§ **TASK GOAL**
Copy, in full, each line of the material that holds the word "мікроскопа".

§ **LISTING**
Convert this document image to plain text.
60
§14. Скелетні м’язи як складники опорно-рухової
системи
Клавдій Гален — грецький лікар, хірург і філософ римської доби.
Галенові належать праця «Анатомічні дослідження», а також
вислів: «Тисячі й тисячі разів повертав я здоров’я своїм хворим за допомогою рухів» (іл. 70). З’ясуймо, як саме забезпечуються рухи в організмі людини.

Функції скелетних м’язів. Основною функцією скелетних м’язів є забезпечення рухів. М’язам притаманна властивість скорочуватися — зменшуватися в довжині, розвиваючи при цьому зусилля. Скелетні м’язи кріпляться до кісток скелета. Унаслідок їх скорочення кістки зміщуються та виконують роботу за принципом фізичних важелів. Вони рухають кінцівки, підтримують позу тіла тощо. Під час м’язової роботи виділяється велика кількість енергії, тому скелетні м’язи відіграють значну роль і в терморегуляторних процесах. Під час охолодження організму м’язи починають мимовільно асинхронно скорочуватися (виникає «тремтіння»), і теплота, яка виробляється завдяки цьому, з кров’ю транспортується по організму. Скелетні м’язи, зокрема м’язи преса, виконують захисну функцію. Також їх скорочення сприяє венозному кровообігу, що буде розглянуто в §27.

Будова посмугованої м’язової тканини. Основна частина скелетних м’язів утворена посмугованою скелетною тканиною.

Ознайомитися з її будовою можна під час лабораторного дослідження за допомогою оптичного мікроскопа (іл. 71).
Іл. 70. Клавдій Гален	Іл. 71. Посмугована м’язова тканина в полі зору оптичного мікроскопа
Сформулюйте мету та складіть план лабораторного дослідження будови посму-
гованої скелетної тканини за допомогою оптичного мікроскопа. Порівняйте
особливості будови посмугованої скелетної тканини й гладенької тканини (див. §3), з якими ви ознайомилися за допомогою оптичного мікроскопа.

§ **FINISHED ANSWER**
Ознайомитися з її будовою можна під час лабораторного дослідження за допомогою оптичного мікроскопа (іл. 71).
Іл. 70. Клавдій Гален	Іл. 71. Посмугована м’язова тканина в полі зору оптичного мікроскопа
гованої скелетної тканини за допомогою оптичного мікроскопа. Порівняйте
особливості будови посмугованої скелетної тканини й гладенької тканини (див. §3), з якими ви ознайомилися за допомогою оптичного мікроскопа.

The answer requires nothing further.